** Task description **
Identify all lines in the data containing the string "women". Copy them out.

** Data entries **

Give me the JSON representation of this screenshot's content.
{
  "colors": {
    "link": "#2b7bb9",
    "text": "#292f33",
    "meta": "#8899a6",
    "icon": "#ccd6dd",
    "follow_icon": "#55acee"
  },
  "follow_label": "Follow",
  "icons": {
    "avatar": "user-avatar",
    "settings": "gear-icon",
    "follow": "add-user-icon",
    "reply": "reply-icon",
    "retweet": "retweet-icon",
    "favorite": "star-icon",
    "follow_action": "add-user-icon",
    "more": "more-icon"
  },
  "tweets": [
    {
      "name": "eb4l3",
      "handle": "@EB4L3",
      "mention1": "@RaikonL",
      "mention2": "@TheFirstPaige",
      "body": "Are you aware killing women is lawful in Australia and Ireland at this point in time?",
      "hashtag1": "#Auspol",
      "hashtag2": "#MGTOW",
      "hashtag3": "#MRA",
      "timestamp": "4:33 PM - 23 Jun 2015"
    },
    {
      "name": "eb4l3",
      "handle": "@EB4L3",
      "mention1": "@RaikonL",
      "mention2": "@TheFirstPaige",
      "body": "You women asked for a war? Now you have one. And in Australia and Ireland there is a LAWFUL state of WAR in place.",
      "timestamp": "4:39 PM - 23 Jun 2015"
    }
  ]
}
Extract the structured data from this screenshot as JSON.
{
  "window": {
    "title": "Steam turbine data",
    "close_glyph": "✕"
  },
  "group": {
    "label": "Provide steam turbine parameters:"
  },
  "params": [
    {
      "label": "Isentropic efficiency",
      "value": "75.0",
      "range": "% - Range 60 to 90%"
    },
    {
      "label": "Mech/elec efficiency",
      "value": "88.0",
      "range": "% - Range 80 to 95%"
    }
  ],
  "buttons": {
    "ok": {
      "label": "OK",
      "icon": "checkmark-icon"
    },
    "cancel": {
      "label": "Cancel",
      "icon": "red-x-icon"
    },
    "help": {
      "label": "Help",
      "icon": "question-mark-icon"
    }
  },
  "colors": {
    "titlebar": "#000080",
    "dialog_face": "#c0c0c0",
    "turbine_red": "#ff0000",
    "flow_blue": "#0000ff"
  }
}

** Solution to this exercise **
      "body": "Are you aware killing women is lawful in Australia and Ireland at this point in time?",
      "body": "You women asked for a war? Now you have one. And in Australia and Ireland there is a LAWFUL state of WAR in place.",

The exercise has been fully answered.